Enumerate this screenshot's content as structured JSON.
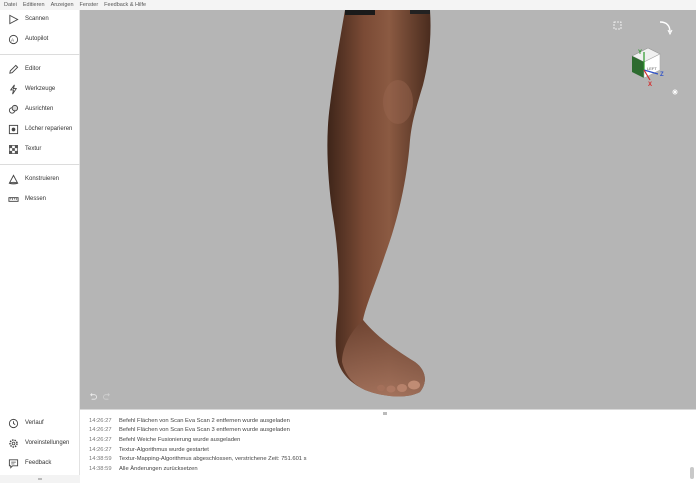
{
  "menu": [
    "Datei",
    "Editieren",
    "Anzeigen",
    "Fenster",
    "Feedback & Hilfe"
  ],
  "sidebar": {
    "top_items": [
      {
        "label": "Scannen",
        "icon": "play-icon"
      },
      {
        "label": "Autopilot",
        "icon": "autopilot-icon"
      }
    ],
    "edit_items": [
      {
        "label": "Editor",
        "icon": "pencil-icon"
      },
      {
        "label": "Werkzeuge",
        "icon": "tools-icon"
      },
      {
        "label": "Ausrichten",
        "icon": "align-icon"
      },
      {
        "label": "Löcher reparieren",
        "icon": "hole-fill-icon"
      },
      {
        "label": "Textur",
        "icon": "texture-icon"
      }
    ],
    "construct_items": [
      {
        "label": "Konstruieren",
        "icon": "construct-icon"
      },
      {
        "label": "Messen",
        "icon": "ruler-icon"
      }
    ],
    "bottom_items": [
      {
        "label": "Verlauf",
        "icon": "history-icon"
      },
      {
        "label": "Voreinstellungen",
        "icon": "settings-icon"
      },
      {
        "label": "Feedback",
        "icon": "feedback-icon"
      }
    ]
  },
  "viewport": {
    "background": "#b5b5b5",
    "viewcube": {
      "face_label": "LEFT",
      "axes": [
        "Y",
        "Z",
        "X"
      ]
    }
  },
  "log": {
    "entries": [
      {
        "time": "14:26:27",
        "text": "Befehl Flächen von Scan Eva Scan 2 entfernen wurde ausgeladen"
      },
      {
        "time": "14:26:27",
        "text": "Befehl Flächen von Scan Eva Scan 3 entfernen wurde ausgeladen"
      },
      {
        "time": "14:26:27",
        "text": "Befehl Weiche Fusionierung wurde ausgeladen"
      },
      {
        "time": "14:26:27",
        "text": "Textur-Algorithmus wurde gestartet"
      },
      {
        "time": "14:38:59",
        "text": "Textur-Mapping-Algorithmus abgeschlossen, verstrichene Zeit: 751.601 s"
      },
      {
        "time": "14:38:59",
        "text": "Alle Änderungen zurücksetzen"
      }
    ]
  }
}
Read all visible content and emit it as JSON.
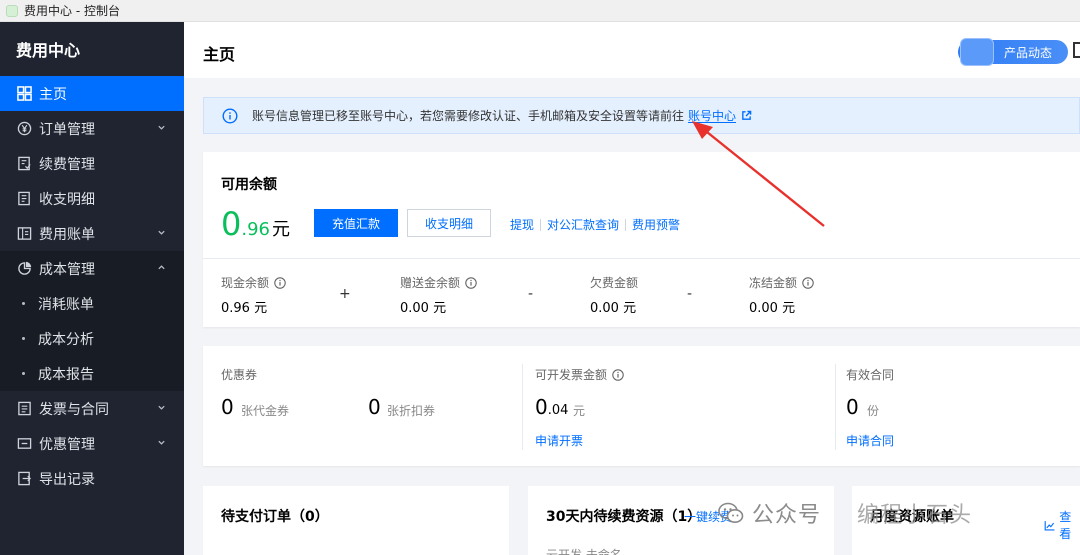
{
  "window": {
    "title": "费用中心 - 控制台"
  },
  "sidebar": {
    "brand": "费用中心",
    "items": [
      {
        "label": "主页",
        "icon": "grid-icon",
        "active": true
      },
      {
        "label": "订单管理",
        "icon": "yen-circle-icon",
        "chevron": "down"
      },
      {
        "label": "续费管理",
        "icon": "renew-icon"
      },
      {
        "label": "收支明细",
        "icon": "ledger-icon"
      },
      {
        "label": "费用账单",
        "icon": "bill-icon",
        "chevron": "down"
      },
      {
        "label": "成本管理",
        "icon": "pie-icon",
        "chevron": "up"
      },
      {
        "label": "消耗账单",
        "sub": true
      },
      {
        "label": "成本分析",
        "sub": true
      },
      {
        "label": "成本报告",
        "sub": true
      },
      {
        "label": "发票与合同",
        "icon": "invoice-icon",
        "chevron": "down"
      },
      {
        "label": "优惠管理",
        "icon": "coupon-icon",
        "chevron": "down"
      },
      {
        "label": "导出记录",
        "icon": "export-icon"
      }
    ]
  },
  "header": {
    "title": "主页",
    "promo_label": "产品动态"
  },
  "notice": {
    "text": "账号信息管理已移至账号中心，若您需要修改认证、手机邮箱及安全设置等请前往",
    "link": "账号中心"
  },
  "balance": {
    "title": "可用余额",
    "amount_int": "0",
    "amount_dec": ".96",
    "unit": "元",
    "recharge_label": "充值汇款",
    "detail_label": "收支明细",
    "links": [
      "提现",
      "对公汇款查询",
      "费用预警"
    ],
    "stats": [
      {
        "label": "现金余额",
        "value": "0.96 元"
      },
      {
        "label": "赠送金余额",
        "value": "0.00 元"
      },
      {
        "label": "欠费金额",
        "value": "0.00 元"
      },
      {
        "label": "冻结金额",
        "value": "0.00 元"
      }
    ],
    "operators": [
      "+",
      "-",
      "-"
    ]
  },
  "coupons": {
    "title": "优惠券",
    "voucher_count": "0",
    "voucher_label": "张代金券",
    "discount_count": "0",
    "discount_label": "张折扣券",
    "invoice_title": "可开发票金额",
    "invoice_int": "0",
    "invoice_dec": ".04",
    "invoice_unit": "元",
    "invoice_link": "申请开票",
    "contract_title": "有效合同",
    "contract_count": "0",
    "contract_unit": "份",
    "contract_link": "申请合同"
  },
  "bottom": {
    "pending_orders": "待支付订单（0）",
    "renewal": "30天内待续费资源（1）",
    "renewal_link": "一键续费",
    "renewal_sub": "云开发 未命名",
    "monthly": "月度资源账单",
    "monthly_link": "查看"
  },
  "watermark": {
    "brand": "公众号",
    "author": "编程小石头"
  },
  "colors": {
    "accent": "#006eff",
    "sidebar": "#1f2430",
    "green": "#0abf5b",
    "arrow": "#e8312c"
  }
}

==================================================

▸ **Requirement**
Work through the listing above and report how many lines include the string "entfernen", with no other text.

▸ **The reply**
2